---------- Data extract

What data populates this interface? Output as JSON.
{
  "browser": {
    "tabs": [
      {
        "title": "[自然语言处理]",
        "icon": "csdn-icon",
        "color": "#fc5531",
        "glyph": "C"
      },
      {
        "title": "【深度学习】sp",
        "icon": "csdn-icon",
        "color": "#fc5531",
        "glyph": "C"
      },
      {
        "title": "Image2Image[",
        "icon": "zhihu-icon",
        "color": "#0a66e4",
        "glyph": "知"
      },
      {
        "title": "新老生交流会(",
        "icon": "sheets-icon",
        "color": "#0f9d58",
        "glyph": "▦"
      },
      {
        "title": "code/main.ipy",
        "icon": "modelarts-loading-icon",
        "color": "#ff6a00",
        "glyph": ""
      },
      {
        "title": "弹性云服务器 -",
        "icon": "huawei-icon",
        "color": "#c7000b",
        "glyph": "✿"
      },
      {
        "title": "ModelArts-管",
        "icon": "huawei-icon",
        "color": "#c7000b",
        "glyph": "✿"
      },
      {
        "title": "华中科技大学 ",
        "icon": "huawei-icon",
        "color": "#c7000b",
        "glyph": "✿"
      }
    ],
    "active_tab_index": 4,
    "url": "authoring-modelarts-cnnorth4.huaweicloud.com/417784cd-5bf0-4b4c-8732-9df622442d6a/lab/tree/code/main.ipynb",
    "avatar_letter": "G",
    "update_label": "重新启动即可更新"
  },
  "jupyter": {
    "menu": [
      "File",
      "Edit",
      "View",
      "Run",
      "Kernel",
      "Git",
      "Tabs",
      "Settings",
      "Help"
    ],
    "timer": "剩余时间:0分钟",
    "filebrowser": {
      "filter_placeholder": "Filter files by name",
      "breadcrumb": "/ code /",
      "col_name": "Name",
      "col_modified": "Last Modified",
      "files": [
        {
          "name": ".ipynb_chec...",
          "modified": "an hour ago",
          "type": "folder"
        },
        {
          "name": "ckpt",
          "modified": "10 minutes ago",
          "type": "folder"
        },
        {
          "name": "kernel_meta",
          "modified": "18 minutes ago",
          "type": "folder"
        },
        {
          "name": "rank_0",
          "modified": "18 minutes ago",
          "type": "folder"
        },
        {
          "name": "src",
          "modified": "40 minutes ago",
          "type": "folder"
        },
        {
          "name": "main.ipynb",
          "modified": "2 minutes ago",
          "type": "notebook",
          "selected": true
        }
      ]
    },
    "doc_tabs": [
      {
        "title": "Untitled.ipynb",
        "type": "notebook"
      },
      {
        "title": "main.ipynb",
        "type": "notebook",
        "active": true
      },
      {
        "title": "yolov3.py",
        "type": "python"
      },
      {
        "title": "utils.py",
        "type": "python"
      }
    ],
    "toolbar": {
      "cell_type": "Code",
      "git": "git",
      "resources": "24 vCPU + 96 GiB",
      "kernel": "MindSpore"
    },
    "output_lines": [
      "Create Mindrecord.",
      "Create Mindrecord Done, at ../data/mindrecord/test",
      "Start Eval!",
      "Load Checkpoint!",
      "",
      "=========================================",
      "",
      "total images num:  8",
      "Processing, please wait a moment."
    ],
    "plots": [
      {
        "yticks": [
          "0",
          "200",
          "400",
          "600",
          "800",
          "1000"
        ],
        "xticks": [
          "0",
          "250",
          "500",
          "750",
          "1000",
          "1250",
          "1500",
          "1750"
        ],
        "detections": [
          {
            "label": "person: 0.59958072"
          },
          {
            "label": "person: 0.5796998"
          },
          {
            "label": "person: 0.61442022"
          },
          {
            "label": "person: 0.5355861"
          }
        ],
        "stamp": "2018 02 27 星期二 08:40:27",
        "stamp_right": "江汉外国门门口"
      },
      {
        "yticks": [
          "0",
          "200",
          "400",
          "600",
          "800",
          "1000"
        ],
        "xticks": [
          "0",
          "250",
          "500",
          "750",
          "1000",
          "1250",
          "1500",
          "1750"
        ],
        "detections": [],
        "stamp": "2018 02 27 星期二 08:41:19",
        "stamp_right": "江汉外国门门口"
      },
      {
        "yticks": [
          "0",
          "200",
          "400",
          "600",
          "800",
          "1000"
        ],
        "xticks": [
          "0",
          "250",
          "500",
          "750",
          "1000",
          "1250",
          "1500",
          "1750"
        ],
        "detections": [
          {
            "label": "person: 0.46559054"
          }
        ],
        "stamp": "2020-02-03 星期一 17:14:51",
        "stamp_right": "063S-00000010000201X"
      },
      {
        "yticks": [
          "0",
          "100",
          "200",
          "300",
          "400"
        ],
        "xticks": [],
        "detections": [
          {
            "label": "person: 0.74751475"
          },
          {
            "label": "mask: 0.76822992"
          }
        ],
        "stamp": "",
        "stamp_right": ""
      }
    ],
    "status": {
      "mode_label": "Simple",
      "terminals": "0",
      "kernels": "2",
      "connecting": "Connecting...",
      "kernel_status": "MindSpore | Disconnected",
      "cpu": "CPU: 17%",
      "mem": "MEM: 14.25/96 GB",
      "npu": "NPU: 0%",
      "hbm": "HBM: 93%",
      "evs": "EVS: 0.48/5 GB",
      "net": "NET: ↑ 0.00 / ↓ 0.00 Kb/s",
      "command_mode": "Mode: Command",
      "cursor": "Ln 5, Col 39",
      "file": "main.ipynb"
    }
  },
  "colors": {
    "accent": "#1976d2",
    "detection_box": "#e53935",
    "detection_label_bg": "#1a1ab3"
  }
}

--------------------

Count each line with "minutes" in it and report that figure by itself.

Expected answer: 5